• Что нужно сделать:
Какие чувства, по словам приведённого текста, руководят всеми, «начиная с низших палачей и до высших распорядителей их»?

• Приведённый текст:
Вы говорите еще: начали не мы, а революционеры, и ужасные-злодейства революционеров могут быть подавлены только твердыми (вы так называете ваши злодейства), твердыми мерами, правительства. Но как ни ужасны дела революционеров, все эти бомбы, и Плеве, и Сергей Александрович, и все эти отвратительные убийства при грабежах денег – все дела революционеров и по количеству убийств и по мотивам едва ли не в сотни раз меньше и числом и, главное, – не так нравственно отвратительны, как ваши злодейства. Побудительной причиной их поступков в огромном большинстве случаев есть хоть и ребяческое, необдуманное, тщеславное, но все-таки справедливое негодование против угнетения народа, есть готовность жертвы, есть риск, опасность, оправдывающие многое в глазах молодежи. Не то в ваших делах. Вы, начиная с низших палачей и до высших распорядителей их, вы все руководимы только самыми подлыми чувствами: властолюбия, тщеславия, корысти, ненависти, мести. Говорят: революционеры начали. Que Messieurs les assassins commencent par nous donner lexemple (Пусть господа убийцы первые подадут нам пример), как говорил шутник француз. И явно, что это самое и думают все виновники тех страшных дел: революционеры убивают, и мы будем убивать их. И это говорят кто же? – люди, признающие богом того, кто, не говоря уже об установлении главного закона жизни христиан – братства и любви друг к другу, самым определенным образом запретил не только всякое убийство, но всякий гнев на брата, который признал всех людей сынами бога, который запретил не только суд и наказание, но осуждение брата, который в самых определенных выражениях отменил всякое наказание, признал неизбежность всегдашнего прощения, сколько бы раз ни повторилось преступление, который так просто, ясно показал рассказом о приговоренной к побитию каменьями женщине невозможность осуждения и наказания одними людьми других. Так не говорите же, по крайней мере, о Христе и его законе, который будто оправдывает ваши ужасные преступления. Кроме постыдного греха лжи, который вы этим совершаете, вы делаете еще ужасное преступление, извращая это учение и этим извращением лишая народ того блага, которое оно дает ему. А это делаете вы все: и те редкие из вас, которые веруют как-то в это извращенное учение, и те, которые притворяются, что веруют, и те,, которые ни во что не веруют и ничем не руководствуются, кроме своих телесных похотей.

• Исходные данные:
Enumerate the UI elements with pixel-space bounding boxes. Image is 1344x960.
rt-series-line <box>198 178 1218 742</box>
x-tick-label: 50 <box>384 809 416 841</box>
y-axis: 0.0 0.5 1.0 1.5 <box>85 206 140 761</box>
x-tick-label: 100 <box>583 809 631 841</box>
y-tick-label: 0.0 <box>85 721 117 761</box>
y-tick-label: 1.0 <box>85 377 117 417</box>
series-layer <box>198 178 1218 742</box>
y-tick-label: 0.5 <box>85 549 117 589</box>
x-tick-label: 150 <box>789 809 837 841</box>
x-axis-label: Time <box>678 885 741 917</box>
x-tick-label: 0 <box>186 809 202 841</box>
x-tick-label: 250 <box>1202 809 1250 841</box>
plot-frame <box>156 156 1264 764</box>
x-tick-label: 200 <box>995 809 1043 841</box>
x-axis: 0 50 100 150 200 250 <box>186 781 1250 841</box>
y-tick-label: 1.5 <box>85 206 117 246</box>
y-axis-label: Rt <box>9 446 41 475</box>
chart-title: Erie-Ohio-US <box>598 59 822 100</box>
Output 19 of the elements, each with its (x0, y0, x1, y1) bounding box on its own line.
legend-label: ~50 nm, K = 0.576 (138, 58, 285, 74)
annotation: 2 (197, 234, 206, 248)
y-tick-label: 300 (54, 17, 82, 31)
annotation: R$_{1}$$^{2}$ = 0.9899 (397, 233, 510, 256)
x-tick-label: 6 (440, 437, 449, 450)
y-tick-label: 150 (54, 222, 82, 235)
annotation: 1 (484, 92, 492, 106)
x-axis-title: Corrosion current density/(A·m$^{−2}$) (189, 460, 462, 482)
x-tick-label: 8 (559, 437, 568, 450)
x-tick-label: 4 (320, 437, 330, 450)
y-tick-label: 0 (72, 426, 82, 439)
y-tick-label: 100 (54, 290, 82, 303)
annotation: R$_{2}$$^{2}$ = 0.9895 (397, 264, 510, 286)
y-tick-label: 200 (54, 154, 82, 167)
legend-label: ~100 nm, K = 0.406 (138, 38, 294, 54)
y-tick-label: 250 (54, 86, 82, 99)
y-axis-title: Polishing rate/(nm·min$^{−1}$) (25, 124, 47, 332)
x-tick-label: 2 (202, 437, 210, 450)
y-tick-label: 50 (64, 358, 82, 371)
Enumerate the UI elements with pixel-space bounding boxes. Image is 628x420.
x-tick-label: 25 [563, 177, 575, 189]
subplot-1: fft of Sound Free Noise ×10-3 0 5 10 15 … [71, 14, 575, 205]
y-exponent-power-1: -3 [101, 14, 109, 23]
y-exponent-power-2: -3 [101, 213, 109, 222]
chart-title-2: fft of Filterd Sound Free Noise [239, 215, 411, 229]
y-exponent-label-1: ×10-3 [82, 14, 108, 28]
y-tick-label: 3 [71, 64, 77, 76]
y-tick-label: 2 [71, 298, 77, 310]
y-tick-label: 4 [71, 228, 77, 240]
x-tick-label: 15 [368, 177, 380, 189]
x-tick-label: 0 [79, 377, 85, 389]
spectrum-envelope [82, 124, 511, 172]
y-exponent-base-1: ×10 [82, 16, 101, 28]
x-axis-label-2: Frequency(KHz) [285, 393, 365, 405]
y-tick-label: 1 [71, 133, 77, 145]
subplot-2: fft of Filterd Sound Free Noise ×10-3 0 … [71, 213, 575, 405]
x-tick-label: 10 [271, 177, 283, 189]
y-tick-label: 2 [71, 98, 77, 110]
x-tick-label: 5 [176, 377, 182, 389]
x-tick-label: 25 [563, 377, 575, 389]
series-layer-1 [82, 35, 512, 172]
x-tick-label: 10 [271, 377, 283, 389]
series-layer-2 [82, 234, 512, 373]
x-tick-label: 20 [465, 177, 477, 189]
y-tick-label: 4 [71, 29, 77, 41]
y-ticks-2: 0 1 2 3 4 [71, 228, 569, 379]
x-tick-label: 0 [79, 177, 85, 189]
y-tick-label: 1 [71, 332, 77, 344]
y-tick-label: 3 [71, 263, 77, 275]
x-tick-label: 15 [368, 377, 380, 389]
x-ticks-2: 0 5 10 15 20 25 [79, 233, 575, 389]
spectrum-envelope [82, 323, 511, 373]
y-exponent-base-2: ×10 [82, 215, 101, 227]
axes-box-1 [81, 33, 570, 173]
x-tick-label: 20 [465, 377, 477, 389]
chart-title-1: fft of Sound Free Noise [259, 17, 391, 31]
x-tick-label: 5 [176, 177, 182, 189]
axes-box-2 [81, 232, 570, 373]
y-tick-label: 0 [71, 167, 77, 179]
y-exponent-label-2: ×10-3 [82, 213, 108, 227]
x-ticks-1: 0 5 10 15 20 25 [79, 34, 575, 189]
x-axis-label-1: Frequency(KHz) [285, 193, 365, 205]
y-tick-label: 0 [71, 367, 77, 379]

• Решение задания:
Самые подлые чувства: властолюбие, тщеславие, корысть, ненависть и месть.